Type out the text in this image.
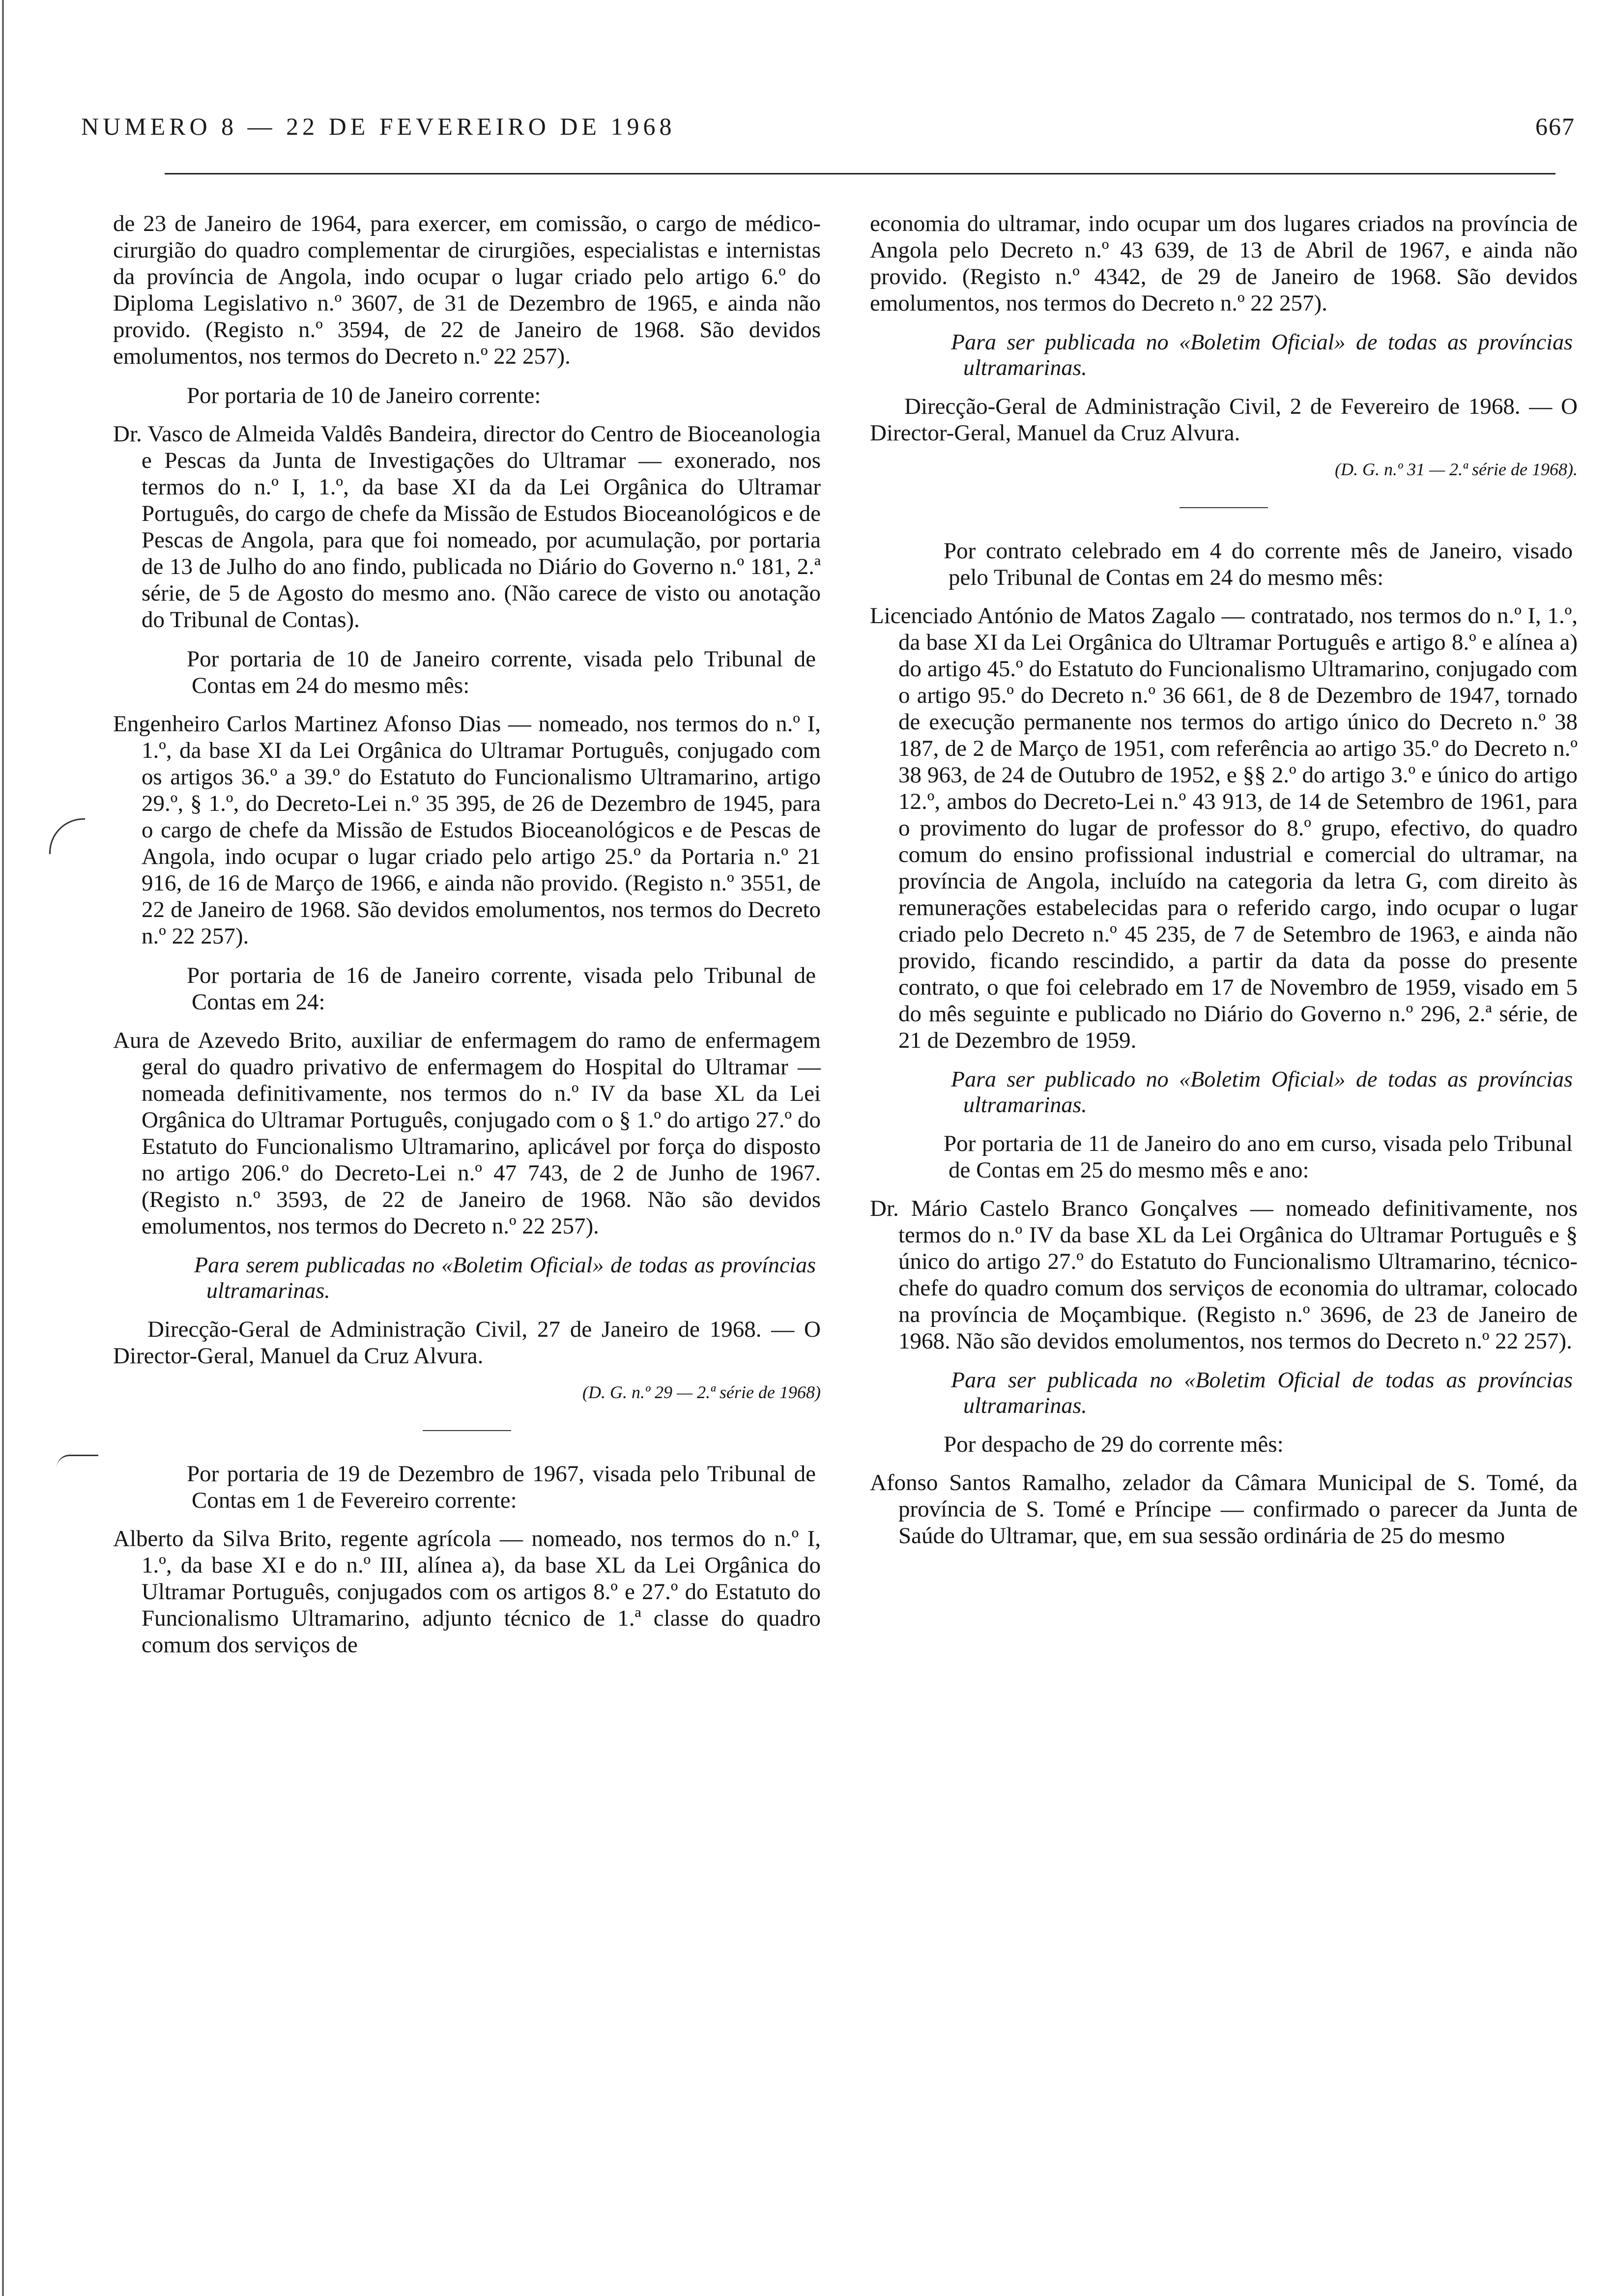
NUMERO 8 — 22 DE FEVEREIRO DE 1968	667

de 23 de Janeiro de 1964, para exercer, em comissão, o cargo de médico-cirurgião do quadro complementar de cirurgiões, especialistas e internistas da província de Angola, indo ocupar o lugar criado pelo artigo 6.º do Diploma Legislativo n.º 3607, de 31 de Dezembro de 1965, e ainda não provido. (Registo n.º 3594, de 22 de Janeiro de 1968. São devidos emolumentos, nos termos do Decreto n.º 22 257).

Por portaria de 10 de Janeiro corrente:

Dr. Vasco de Almeida Valdês Bandeira, director do Centro de Bioceanologia e Pescas da Junta de Investigações do Ultramar — exonerado, nos termos do n.º I, 1.º, da base XI da da Lei Orgânica do Ultramar Português, do cargo de chefe da Missão de Estudos Bioceanológicos e de Pescas de Angola, para que foi nomeado, por acumulação, por portaria de 13 de Julho do ano findo, publicada no Diário do Governo n.º 181, 2.ª série, de 5 de Agosto do mesmo ano. (Não carece de visto ou anotação do Tribunal de Contas).

Por portaria de 10 de Janeiro corrente, visada pelo Tribunal de Contas em 24 do mesmo mês:

Engenheiro Carlos Martinez Afonso Dias — nomeado, nos termos do n.º I, 1.º, da base XI da Lei Orgânica do Ultramar Português, conjugado com os artigos 36.º a 39.º do Estatuto do Funcionalismo Ultramarino, artigo 29.º, § 1.º, do Decreto-Lei n.º 35 395, de 26 de Dezembro de 1945, para o cargo de chefe da Missão de Estudos Bioceanológicos e de Pescas de Angola, indo ocupar o lugar criado pelo artigo 25.º da Portaria n.º 21 916, de 16 de Março de 1966, e ainda não provido. (Registo n.º 3551, de 22 de Janeiro de 1968. São devidos emolumentos, nos termos do Decreto n.º 22 257).

Por portaria de 16 de Janeiro corrente, visada pelo Tribunal de Contas em 24:

Aura de Azevedo Brito, auxiliar de enfermagem do ramo de enfermagem geral do quadro privativo de enfermagem do Hospital do Ultramar — nomeada definitivamente, nos termos do n.º IV da base XL da Lei Orgânica do Ultramar Português, conjugado com o § 1.º do artigo 27.º do Estatuto do Funcionalismo Ultramarino, aplicável por força do disposto no artigo 206.º do Decreto-Lei n.º 47 743, de 2 de Junho de 1967. (Registo n.º 3593, de 22 de Janeiro de 1968. Não são devidos emolumentos, nos termos do Decreto n.º 22 257).

Para serem publicadas no «Boletim Oficial» de todas as províncias ultramarinas.

Direcção-Geral de Administração Civil, 27 de Janeiro de 1968. — O Director-Geral, Manuel da Cruz Alvura.

(D. G. n.º 29 — 2.ª série de 1968)

Por portaria de 19 de Dezembro de 1967, visada pelo Tribunal de Contas em 1 de Fevereiro corrente:

Alberto da Silva Brito, regente agrícola — nomeado, nos termos do n.º I, 1.º, da base XI e do n.º III, alínea a), da base XL da Lei Orgânica do Ultramar Português, conjugados com os artigos 8.º e 27.º do Estatuto do Funcionalismo Ultramarino, adjunto técnico de 1.ª classe do quadro comum dos serviços de

economia do ultramar, indo ocupar um dos lugares criados na província de Angola pelo Decreto n.º 43 639, de 13 de Abril de 1967, e ainda não provido. (Registo n.º 4342, de 29 de Janeiro de 1968. São devidos emolumentos, nos termos do Decreto n.º 22 257).

Para ser publicada no «Boletim Oficial» de todas as províncias ultramarinas.

Direcção-Geral de Administração Civil, 2 de Fevereiro de 1968. — O Director-Geral, Manuel da Cruz Alvura.

(D. G. n.º 31 — 2.ª série de 1968).

Por contrato celebrado em 4 do corrente mês de Janeiro, visado pelo Tribunal de Contas em 24 do mesmo mês:

Licenciado António de Matos Zagalo — contratado, nos termos do n.º I, 1.º, da base XI da Lei Orgânica do Ultramar Português e artigo 8.º e alínea a) do artigo 45.º do Estatuto do Funcionalismo Ultramarino, conjugado com o artigo 95.º do Decreto n.º 36 661, de 8 de Dezembro de 1947, tornado de execução permanente nos termos do artigo único do Decreto n.º 38 187, de 2 de Março de 1951, com referência ao artigo 35.º do Decreto n.º 38 963, de 24 de Outubro de 1952, e §§ 2.º do artigo 3.º e único do artigo 12.º, ambos do Decreto-Lei n.º 43 913, de 14 de Setembro de 1961, para o provimento do lugar de professor do 8.º grupo, efectivo, do quadro comum do ensino profissional industrial e comercial do ultramar, na província de Angola, incluído na categoria da letra G, com direito às remunerações estabelecidas para o referido cargo, indo ocupar o lugar criado pelo Decreto n.º 45 235, de 7 de Setembro de 1963, e ainda não provido, ficando rescindido, a partir da data da posse do presente contrato, o que foi celebrado em 17 de Novembro de 1959, visado em 5 do mês seguinte e publicado no Diário do Governo n.º 296, 2.ª série, de 21 de Dezembro de 1959.

Para ser publicado no «Boletim Oficial» de todas as províncias ultramarinas.

Por portaria de 11 de Janeiro do ano em curso, visada pelo Tribunal de Contas em 25 do mesmo mês e ano:

Dr. Mário Castelo Branco Gonçalves — nomeado definitivamente, nos termos do n.º IV da base XL da Lei Orgânica do Ultramar Português e § único do artigo 27.º do Estatuto do Funcionalismo Ultramarino, técnico-chefe do quadro comum dos serviços de economia do ultramar, colocado na província de Moçambique. (Registo n.º 3696, de 23 de Janeiro de 1968. Não são devidos emolumentos, nos termos do Decreto n.º 22 257).

Para ser publicada no «Boletim Oficial de todas as províncias ultramarinas.

Por despacho de 29 do corrente mês:

Afonso Santos Ramalho, zelador da Câmara Municipal de S. Tomé, da província de S. Tomé e Príncipe — confirmado o parecer da Junta de Saúde do Ultramar, que, em sua sessão ordinária de 25 do mesmo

================

> What you will do
Provide the number of lines in these entries that hold the word "Junta", without any accompanying text.

> Result for this task
2